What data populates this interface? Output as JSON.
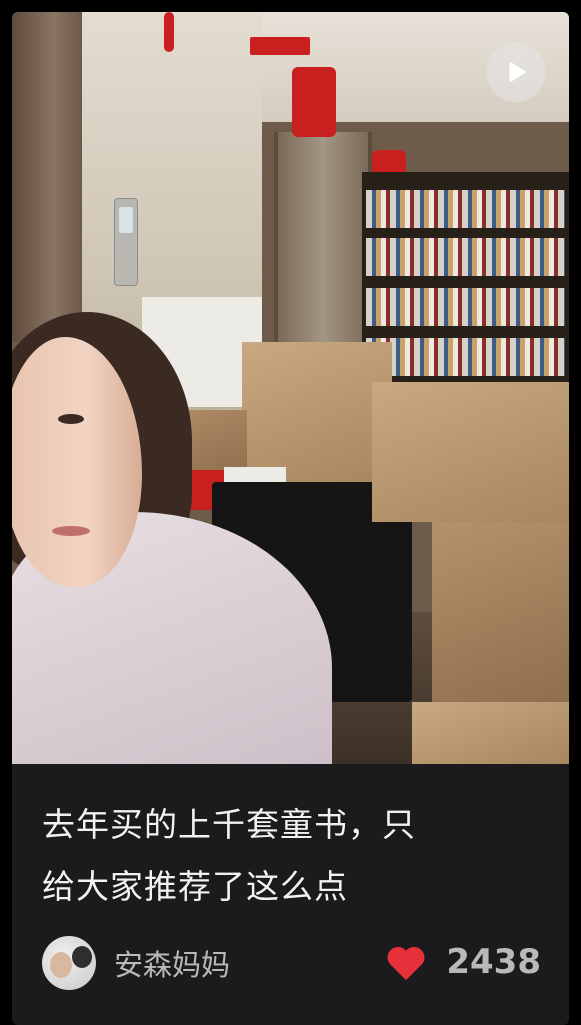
{
  "media": {
    "type": "video",
    "play_icon": "play-icon"
  },
  "post": {
    "caption_line1": "去年买的上千套童书，只",
    "caption_line2": "给大家推荐了这么点"
  },
  "author": {
    "name": "安森妈妈",
    "avatar_icon": "avatar"
  },
  "stats": {
    "likes": "2438",
    "like_icon": "heart-icon",
    "like_color": "#e8303a"
  }
}
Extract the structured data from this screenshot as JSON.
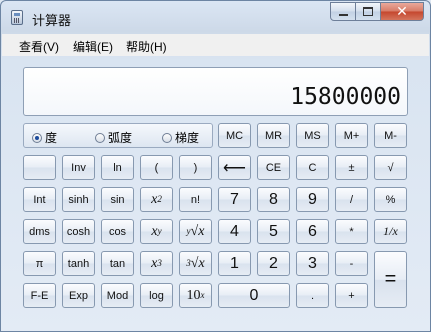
{
  "window": {
    "title": "计算器"
  },
  "menu": [
    {
      "label": "查看(V)"
    },
    {
      "label": "编辑(E)"
    },
    {
      "label": "帮助(H)"
    }
  ],
  "display": {
    "value": "15800000"
  },
  "angle_modes": [
    {
      "label": "度",
      "selected": true
    },
    {
      "label": "弧度",
      "selected": false
    },
    {
      "label": "梯度",
      "selected": false
    }
  ],
  "memory_buttons": [
    "MC",
    "MR",
    "MS",
    "M+",
    "M-"
  ],
  "keys": {
    "inv": "Inv",
    "ln": "ln",
    "lparen": "(",
    "rparen": ")",
    "backspace": "⟵",
    "ce": "CE",
    "c": "C",
    "plusminus": "±",
    "sqrt": "√",
    "int": "Int",
    "sinh": "sinh",
    "sin": "sin",
    "square_base": "x",
    "square_exp": "2",
    "factorial": "n!",
    "seven": "7",
    "eight": "8",
    "nine": "9",
    "divide": "/",
    "percent": "%",
    "dms": "dms",
    "cosh": "cosh",
    "cos": "cos",
    "pow_base": "x",
    "pow_exp": "y",
    "yroot_idx": "y",
    "yroot": "√x",
    "four": "4",
    "five": "5",
    "six": "6",
    "multiply": "*",
    "reciprocal": "1/x",
    "pi": "π",
    "tanh": "tanh",
    "tan": "tan",
    "cube_base": "x",
    "cube_exp": "3",
    "cbrt_idx": "3",
    "cbrt": "√x",
    "one": "1",
    "two": "2",
    "three": "3",
    "minus": "-",
    "equals": "=",
    "fe": "F-E",
    "exp": "Exp",
    "mod": "Mod",
    "log": "log",
    "ten_base": "10",
    "ten_exp": "x",
    "zero": "0",
    "dot": ".",
    "plus": "+"
  }
}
****
* **Goal**: Return all lines containing the word "JSON".

* **Correct output**:
What data populates this interface? Output as JSON.
Extract the structured data from this screenshot as JSON.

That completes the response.